**PROBLEM TO WORK ON:**
Return the lines where the word "молодежи" occurs.

==================================================

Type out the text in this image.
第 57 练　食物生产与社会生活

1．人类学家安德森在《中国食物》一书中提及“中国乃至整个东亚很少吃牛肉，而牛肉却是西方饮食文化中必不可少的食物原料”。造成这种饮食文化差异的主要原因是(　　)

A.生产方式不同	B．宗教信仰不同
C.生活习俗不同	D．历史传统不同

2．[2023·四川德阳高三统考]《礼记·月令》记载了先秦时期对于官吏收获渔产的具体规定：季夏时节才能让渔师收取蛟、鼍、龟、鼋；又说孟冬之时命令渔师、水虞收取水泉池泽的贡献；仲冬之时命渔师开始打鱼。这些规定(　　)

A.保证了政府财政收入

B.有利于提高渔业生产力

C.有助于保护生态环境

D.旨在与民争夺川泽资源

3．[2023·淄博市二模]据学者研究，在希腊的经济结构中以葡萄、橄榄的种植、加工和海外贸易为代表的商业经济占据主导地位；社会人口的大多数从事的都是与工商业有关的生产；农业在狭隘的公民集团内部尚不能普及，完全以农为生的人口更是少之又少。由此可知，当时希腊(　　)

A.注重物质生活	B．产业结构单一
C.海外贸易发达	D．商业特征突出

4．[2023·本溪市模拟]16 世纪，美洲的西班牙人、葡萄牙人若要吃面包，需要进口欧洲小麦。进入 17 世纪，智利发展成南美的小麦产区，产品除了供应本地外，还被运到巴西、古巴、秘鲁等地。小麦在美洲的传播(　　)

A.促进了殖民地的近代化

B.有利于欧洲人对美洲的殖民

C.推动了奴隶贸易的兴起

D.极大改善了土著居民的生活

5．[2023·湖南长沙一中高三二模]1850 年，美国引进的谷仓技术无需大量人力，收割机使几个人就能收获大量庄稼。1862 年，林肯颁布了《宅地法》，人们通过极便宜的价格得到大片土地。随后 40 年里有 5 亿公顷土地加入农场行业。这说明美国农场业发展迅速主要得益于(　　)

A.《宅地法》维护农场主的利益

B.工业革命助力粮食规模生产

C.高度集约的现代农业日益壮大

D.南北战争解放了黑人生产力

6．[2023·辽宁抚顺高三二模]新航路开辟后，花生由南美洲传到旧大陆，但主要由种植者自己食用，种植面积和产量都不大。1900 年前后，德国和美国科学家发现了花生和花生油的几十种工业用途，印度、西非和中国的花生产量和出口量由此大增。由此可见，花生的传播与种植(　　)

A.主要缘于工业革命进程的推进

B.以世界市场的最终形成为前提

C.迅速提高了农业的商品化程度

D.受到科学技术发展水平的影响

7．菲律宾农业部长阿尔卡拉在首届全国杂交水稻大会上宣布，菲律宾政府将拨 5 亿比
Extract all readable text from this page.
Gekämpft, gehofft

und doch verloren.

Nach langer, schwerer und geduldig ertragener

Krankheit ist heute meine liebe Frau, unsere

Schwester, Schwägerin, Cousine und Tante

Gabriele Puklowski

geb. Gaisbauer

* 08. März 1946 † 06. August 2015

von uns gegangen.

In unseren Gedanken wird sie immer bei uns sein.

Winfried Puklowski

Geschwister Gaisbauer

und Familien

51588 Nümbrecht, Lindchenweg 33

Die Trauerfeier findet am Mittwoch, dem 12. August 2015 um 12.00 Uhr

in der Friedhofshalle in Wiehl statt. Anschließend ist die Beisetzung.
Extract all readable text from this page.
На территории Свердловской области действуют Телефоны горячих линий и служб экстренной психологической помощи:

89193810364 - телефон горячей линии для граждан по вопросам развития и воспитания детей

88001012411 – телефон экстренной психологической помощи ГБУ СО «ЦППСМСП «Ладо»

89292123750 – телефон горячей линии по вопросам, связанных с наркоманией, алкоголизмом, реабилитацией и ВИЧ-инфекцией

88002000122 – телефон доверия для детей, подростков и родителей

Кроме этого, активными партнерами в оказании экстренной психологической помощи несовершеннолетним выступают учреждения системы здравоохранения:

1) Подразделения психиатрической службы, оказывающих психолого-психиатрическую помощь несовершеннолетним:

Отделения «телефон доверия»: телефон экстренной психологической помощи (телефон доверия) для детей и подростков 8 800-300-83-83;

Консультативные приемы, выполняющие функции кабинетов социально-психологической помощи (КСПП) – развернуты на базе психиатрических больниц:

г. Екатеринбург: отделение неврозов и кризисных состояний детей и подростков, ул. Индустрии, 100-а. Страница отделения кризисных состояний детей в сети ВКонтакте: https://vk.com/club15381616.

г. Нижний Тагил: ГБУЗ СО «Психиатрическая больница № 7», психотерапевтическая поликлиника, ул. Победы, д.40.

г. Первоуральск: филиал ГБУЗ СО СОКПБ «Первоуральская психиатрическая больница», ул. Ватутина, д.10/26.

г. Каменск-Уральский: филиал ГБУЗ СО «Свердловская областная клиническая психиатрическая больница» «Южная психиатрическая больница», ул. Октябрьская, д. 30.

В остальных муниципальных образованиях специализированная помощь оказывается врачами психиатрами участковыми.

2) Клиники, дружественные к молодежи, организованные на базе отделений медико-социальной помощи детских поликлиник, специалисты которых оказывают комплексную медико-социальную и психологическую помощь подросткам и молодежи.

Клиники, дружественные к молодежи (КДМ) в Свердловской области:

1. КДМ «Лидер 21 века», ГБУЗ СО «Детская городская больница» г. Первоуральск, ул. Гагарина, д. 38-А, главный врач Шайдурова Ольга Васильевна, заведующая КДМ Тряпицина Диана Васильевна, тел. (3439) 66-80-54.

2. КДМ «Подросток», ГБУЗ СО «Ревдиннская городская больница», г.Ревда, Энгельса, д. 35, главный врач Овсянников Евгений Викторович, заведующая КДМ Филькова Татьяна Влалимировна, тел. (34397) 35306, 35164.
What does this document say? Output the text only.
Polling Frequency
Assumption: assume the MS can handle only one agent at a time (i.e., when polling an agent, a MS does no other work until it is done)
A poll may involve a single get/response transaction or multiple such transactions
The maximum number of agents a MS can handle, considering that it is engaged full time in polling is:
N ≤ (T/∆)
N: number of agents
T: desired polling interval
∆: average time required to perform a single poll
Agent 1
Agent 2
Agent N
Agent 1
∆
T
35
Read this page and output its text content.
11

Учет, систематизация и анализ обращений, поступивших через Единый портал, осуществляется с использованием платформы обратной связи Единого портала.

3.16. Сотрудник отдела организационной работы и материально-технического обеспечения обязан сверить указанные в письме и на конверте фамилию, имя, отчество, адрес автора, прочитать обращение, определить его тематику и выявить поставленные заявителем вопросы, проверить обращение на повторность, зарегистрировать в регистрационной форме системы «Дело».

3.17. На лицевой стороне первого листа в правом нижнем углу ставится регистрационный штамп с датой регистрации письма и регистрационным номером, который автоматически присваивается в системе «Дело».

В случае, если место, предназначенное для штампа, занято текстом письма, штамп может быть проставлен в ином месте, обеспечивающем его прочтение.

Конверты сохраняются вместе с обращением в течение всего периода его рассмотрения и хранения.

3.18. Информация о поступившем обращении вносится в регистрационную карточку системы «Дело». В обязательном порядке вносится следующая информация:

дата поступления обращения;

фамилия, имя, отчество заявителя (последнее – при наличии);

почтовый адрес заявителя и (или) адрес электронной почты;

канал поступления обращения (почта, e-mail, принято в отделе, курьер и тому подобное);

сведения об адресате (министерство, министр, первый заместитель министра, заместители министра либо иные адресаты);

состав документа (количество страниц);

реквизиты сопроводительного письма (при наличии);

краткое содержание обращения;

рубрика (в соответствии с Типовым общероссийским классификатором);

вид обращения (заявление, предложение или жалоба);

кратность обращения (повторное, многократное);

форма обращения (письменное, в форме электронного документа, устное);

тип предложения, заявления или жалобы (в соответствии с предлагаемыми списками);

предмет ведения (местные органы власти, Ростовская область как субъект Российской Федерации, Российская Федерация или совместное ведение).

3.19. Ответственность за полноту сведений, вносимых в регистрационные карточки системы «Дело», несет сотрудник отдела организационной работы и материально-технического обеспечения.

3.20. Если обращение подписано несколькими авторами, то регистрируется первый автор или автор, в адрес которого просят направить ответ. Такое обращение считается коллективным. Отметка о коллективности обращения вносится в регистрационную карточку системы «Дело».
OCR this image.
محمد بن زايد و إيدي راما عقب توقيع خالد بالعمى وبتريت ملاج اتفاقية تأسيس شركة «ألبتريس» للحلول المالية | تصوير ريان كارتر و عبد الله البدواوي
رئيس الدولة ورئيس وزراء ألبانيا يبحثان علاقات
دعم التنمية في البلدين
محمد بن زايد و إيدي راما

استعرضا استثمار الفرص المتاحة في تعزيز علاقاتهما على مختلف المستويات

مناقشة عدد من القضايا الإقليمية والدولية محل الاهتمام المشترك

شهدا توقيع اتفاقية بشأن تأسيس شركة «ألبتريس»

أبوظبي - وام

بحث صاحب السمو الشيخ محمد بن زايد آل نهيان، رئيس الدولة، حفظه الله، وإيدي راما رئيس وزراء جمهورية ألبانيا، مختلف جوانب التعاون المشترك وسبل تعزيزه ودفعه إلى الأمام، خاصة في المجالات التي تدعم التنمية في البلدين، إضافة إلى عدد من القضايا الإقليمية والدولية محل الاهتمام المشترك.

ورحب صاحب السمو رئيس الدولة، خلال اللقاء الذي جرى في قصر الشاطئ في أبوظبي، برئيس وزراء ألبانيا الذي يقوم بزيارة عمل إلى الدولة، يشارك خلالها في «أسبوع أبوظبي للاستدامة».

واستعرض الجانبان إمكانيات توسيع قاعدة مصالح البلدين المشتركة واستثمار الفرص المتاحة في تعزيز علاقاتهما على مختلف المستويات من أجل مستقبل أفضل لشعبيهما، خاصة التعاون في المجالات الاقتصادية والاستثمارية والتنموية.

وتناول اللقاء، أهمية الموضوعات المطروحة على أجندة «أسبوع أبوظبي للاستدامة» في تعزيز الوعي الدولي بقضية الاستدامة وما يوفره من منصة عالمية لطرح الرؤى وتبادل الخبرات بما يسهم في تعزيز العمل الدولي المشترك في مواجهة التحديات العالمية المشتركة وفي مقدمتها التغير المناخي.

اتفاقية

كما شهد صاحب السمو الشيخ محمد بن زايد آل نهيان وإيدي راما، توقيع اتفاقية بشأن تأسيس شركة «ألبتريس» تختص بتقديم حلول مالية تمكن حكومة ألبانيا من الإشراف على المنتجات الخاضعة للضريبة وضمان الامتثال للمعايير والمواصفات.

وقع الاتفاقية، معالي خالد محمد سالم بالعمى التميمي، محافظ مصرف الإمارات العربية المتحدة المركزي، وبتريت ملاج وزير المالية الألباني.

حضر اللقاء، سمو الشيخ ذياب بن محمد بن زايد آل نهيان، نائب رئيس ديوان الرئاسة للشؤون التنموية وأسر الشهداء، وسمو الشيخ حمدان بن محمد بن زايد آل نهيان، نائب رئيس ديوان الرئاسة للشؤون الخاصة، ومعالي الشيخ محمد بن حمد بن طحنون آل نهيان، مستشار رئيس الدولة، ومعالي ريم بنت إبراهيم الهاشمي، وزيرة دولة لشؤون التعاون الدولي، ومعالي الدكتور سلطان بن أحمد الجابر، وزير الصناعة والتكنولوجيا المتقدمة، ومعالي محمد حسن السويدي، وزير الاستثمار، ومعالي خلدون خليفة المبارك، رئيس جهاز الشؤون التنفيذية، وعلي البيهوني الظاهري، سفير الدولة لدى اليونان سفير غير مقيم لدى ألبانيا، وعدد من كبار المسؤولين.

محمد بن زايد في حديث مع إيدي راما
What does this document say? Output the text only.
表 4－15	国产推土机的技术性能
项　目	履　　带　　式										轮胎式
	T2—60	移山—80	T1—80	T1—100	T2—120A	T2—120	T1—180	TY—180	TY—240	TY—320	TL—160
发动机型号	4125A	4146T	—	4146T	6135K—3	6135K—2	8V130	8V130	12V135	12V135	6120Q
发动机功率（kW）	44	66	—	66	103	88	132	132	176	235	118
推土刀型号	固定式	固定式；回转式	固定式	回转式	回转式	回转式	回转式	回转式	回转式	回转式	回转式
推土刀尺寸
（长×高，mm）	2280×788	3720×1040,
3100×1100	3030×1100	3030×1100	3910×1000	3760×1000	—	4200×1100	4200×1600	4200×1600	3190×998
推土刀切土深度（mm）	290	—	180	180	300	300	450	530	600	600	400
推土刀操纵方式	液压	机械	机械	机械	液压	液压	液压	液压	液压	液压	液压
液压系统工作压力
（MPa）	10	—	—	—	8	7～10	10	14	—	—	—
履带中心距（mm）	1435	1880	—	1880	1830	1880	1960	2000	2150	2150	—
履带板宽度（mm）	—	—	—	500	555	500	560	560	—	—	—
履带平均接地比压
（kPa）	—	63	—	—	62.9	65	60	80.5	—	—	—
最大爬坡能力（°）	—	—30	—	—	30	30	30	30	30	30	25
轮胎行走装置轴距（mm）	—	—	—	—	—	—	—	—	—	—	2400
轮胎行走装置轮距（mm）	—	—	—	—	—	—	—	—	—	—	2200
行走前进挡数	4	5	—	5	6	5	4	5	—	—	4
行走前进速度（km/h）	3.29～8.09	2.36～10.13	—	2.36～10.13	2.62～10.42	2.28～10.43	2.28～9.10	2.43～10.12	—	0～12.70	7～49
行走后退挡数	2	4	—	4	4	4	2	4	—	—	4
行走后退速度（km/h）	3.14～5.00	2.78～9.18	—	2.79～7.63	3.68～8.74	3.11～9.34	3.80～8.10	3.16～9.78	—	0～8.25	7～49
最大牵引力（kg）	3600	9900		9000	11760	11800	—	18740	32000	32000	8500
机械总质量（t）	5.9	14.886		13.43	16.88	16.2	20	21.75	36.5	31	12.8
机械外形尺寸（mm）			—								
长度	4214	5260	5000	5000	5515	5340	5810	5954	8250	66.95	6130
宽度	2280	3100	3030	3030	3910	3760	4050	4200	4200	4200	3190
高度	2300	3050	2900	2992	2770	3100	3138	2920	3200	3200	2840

==================================================

**OUTPUT OF THE TASK:**
2) Клиники, дружественные к молодежи, организованные на базе отделений медико-социальной помощи детских поликлиник, специалисты которых оказывают комплексную медико-социальную и психологическую помощь подросткам и молодежи.
Клиники, дружественные к молодежи (КДМ) в Свердловской области:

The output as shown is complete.